In the post about OCR text limits, condense the paragraph beginning "The google translate v3 api has a rate limit" into a short bulleted list that keeps its main facts.

■ Text:
• • • • • • •
More Text Than Expected

I put in a hard limit of 60 detected text areas before sending it to the google translation API for one reason: What if the OCR fails to see the characters on the image as cohesive text. Which would result in 2 issues:

The google translate v3 api has a rate limit of (I think) 6000 translate requests per minute. Which would be really hard to crack except if the ocr sees every single character as separate “text”. Which possibly could, depending on the type of media that was OCR’d, result in an ridiculous amount of requests. Even if it might stay below the rate limits, I really don’t want to send 100+ requests at the same time every single time.
But most importantly: The translation would be useless without whole sentences.

This the test image that I was using:

by bkup

This time: Less assumptions, first I will look into the list what the text parts are and also add a debug visualization for it to the overlay.

watch result

The first annotation element has at least half of the text of the whole page? and the other 96, one to two characters each. No wait. The first element is the combination of all the other elements. So that means that the first Annotation element is the whole text and the rest the individual subtexts/characters. I totally expected that…

annotateimageresponse documentation

text_annotations[] | EntityAnnotation | If present, text (OCR) detection has completed successfully.

Yes, very informative google.

OCR Debug overlay

First I will have to convert the boundingPoly vertices of each annotation to the c# native Rectangle struct as I’m too lazy to deal with random quadrilaterals. (Yes I assumed things again). But this time I bothered to check:

"vertices": [ { x: 525, y: 65 }, { x: 663, y: 65 }, { x: 663, y: 169 }, { x: 525, y: 169 } ]
"vertices": [ { x: 551, y: 186 }, { x: 658, y: 184 }, { x: 660, y: 286 }, { x: 553, y: 288 } ]

As you can see the second pair of vertices are not a rectangle. Also google translate returns the vertices in clockwise order, starting at the top left. So to make it simple I will just grab the top left vertex [0] and the bottom right [2] to create a rectangle.
• • • • • • •
[Records held in a dataset]
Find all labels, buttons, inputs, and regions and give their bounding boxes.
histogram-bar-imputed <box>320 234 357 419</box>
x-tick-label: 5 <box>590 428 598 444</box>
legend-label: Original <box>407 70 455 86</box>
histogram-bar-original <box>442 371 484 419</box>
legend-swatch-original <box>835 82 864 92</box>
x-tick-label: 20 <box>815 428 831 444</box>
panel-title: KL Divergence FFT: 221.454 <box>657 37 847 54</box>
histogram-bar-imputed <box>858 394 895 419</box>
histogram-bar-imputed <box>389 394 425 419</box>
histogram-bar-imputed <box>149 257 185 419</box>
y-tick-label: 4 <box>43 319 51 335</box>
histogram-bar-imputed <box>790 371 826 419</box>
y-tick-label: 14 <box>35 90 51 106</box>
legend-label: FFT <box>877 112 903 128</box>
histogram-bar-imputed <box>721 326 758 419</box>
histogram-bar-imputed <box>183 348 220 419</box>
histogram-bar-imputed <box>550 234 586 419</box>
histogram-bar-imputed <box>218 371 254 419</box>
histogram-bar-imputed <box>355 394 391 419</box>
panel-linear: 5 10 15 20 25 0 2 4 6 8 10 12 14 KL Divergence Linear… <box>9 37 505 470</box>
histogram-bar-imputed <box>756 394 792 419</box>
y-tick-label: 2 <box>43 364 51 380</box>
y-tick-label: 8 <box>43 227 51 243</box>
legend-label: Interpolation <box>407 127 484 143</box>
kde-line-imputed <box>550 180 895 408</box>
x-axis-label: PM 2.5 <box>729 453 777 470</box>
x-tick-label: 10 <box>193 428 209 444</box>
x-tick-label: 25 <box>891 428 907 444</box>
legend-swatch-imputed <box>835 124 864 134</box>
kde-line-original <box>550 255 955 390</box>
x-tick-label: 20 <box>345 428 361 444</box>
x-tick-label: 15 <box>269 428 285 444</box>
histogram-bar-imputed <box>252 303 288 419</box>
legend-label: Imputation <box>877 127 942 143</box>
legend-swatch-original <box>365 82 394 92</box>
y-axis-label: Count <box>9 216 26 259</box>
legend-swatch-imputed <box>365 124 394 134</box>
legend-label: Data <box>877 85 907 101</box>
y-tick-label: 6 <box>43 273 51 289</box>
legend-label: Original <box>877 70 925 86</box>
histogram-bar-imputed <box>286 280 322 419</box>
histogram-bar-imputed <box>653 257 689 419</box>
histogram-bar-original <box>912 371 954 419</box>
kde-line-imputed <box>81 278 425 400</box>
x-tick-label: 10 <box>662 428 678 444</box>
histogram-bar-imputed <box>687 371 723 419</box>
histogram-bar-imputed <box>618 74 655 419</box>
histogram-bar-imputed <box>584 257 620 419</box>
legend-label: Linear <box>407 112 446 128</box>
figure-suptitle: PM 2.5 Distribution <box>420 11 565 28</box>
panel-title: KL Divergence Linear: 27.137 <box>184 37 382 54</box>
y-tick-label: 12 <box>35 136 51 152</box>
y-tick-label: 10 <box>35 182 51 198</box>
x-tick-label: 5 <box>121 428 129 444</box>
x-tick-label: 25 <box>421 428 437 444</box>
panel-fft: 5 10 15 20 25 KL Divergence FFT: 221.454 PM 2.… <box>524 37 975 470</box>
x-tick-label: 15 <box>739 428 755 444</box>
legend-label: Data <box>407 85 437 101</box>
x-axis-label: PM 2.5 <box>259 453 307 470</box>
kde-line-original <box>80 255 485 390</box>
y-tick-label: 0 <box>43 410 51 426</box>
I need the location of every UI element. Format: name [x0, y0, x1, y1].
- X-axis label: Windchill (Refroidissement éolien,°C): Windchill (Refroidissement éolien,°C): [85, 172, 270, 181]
• • • • • • •
■ Full answer:
- The Google Translate v3 API's rate limit is about 6000 translate requests per minute, though the writer isn't certain of the number.
- Reaching that limit would be very hard unless the OCR treats every single character as separate text.
- Depending on the kind of media processed, that could produce a ridiculous number of requests.
- Even if the count stayed under the limit, the writer doesn't want to send 100+ requests at the same time every time.